[RECORD SET start]

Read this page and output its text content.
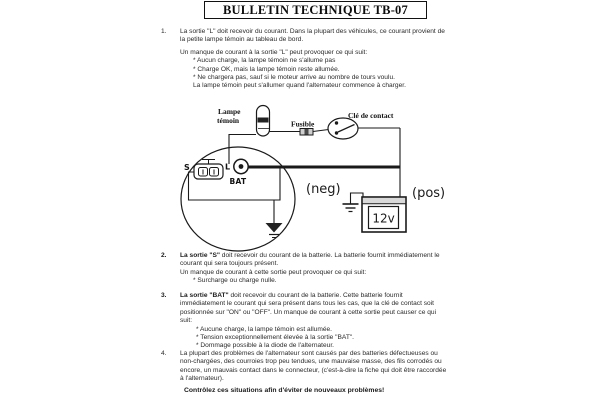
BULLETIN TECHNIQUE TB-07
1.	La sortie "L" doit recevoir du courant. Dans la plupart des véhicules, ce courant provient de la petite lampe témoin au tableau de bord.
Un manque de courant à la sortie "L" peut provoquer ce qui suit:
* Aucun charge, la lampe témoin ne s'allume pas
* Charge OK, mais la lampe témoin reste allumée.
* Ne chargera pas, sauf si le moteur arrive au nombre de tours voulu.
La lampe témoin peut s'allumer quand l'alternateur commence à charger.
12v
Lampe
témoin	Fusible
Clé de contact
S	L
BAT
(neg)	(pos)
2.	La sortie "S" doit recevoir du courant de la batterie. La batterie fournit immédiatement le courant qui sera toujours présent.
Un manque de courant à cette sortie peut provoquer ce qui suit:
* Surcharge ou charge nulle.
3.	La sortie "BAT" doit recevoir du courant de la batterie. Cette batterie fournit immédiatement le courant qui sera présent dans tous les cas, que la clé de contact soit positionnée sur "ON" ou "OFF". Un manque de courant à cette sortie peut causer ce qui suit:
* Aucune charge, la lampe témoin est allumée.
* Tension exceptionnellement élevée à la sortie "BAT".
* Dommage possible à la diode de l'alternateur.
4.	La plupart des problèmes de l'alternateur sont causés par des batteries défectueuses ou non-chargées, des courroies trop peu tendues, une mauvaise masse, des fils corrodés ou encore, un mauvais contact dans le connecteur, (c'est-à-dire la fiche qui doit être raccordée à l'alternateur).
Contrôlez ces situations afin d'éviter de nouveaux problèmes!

[RECORD SET end]

- **WRITTEN REQUEST**
Each line above that holds the string "provoquer" should be copied and shown.

- **CORRECT ANSWER**
Un manque de courant à la sortie "L" peut provoquer ce qui suit:
Un manque de courant à cette sortie peut provoquer ce qui suit:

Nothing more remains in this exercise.